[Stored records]

────────────────

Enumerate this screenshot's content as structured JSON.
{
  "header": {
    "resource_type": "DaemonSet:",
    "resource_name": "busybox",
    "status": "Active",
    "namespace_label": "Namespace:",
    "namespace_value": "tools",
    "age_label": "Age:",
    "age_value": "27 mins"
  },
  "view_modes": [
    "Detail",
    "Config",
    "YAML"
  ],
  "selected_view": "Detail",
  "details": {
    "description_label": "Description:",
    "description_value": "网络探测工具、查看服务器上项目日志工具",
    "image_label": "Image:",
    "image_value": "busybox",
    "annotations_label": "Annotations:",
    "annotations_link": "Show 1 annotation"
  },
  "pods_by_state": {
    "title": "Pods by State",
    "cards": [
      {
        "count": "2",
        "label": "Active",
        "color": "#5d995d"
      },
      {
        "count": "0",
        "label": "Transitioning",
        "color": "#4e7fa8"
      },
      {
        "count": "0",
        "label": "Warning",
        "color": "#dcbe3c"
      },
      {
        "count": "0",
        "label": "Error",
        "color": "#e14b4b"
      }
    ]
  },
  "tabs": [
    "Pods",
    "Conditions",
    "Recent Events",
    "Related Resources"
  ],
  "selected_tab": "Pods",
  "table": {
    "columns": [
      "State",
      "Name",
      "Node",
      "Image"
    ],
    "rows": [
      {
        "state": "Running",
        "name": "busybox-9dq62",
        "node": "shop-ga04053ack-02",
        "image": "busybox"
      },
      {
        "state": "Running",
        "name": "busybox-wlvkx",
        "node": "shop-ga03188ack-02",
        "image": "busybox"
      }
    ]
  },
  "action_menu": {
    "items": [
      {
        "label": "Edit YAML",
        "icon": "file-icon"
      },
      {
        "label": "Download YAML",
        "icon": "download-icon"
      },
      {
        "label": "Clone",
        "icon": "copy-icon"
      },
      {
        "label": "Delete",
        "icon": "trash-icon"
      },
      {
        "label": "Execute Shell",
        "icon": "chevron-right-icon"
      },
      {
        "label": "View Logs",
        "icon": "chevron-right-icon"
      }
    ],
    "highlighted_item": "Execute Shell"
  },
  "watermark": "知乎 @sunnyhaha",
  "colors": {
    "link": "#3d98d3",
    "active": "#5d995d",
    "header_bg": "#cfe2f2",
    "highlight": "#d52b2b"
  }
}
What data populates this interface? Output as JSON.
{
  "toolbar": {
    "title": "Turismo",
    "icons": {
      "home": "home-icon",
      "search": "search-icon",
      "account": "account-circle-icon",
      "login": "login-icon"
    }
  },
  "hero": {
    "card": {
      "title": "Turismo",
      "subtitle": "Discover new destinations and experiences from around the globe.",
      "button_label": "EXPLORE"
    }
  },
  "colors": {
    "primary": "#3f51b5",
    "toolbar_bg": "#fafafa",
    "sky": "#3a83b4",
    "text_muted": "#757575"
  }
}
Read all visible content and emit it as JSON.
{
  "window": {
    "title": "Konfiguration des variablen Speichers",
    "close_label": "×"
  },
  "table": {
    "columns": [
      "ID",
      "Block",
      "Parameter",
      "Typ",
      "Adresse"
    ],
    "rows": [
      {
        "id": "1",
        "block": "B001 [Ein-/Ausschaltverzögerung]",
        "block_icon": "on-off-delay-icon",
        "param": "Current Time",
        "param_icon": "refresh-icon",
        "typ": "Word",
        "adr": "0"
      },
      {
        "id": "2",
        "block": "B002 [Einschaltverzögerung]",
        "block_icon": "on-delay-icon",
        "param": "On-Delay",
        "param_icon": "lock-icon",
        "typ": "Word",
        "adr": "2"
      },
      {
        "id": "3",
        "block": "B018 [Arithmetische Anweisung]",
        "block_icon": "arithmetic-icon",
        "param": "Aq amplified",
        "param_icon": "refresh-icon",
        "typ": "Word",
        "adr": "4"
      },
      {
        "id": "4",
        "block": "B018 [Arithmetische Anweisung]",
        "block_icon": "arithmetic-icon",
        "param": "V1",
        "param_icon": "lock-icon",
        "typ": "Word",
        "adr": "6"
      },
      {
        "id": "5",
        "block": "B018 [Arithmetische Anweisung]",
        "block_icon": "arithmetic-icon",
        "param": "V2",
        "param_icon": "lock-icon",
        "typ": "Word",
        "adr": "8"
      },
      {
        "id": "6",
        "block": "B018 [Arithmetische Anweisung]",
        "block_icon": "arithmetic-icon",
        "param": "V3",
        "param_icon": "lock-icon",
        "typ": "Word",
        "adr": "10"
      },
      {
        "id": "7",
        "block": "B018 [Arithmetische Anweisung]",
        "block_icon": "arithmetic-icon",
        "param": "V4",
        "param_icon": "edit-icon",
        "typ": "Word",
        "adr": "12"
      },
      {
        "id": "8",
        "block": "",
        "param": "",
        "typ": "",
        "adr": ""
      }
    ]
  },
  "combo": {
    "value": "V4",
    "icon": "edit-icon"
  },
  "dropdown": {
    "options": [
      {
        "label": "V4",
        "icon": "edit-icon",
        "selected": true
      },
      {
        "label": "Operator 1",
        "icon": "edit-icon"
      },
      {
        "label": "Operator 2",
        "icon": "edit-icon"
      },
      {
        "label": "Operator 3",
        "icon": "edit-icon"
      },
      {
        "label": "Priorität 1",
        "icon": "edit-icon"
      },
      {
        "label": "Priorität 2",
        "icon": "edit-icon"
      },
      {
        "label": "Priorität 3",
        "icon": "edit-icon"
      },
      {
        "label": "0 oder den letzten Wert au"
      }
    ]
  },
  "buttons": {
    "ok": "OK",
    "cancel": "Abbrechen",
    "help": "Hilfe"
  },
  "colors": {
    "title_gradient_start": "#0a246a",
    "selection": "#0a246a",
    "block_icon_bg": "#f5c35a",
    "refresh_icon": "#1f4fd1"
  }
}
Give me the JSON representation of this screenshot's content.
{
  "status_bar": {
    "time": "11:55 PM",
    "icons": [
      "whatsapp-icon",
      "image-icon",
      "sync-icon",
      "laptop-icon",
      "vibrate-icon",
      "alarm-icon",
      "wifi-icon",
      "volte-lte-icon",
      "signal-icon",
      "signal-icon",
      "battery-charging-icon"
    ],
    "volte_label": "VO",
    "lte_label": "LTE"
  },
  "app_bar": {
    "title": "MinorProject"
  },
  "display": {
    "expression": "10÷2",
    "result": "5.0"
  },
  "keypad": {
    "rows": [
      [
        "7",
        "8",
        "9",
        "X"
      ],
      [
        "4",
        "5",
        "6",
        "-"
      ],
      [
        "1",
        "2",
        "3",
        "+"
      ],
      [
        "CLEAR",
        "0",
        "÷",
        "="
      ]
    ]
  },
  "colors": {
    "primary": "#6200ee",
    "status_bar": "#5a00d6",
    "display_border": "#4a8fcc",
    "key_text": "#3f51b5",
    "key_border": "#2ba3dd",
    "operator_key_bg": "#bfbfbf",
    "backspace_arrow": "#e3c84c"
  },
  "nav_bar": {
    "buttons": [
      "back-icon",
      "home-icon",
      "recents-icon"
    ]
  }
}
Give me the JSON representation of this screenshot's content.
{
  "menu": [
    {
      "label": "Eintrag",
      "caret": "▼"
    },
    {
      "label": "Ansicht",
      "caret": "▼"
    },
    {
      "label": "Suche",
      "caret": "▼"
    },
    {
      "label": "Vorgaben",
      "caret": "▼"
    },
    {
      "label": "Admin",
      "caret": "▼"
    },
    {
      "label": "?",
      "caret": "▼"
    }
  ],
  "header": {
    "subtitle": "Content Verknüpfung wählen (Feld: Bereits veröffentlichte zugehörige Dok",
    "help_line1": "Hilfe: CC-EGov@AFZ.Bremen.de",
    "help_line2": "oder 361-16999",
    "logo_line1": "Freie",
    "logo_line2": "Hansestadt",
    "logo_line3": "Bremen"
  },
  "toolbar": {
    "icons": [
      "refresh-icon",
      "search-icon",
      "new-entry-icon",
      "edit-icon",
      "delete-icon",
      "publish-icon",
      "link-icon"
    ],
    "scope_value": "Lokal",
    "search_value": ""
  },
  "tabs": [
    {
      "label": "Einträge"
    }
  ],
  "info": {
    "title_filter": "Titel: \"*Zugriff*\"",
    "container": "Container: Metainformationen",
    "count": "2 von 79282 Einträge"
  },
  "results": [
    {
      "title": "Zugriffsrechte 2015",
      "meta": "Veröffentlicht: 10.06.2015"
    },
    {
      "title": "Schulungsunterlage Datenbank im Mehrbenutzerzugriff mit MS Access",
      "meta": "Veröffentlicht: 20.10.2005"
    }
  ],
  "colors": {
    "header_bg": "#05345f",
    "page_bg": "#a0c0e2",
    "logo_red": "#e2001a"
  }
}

────────────────

> [Problem details] Pick out all lines containing the string "Hilfe".

> [Correct output]
    "help": "Hilfe"
    "help_line1": "Hilfe: CC-EGov@AFZ.Bremen.de",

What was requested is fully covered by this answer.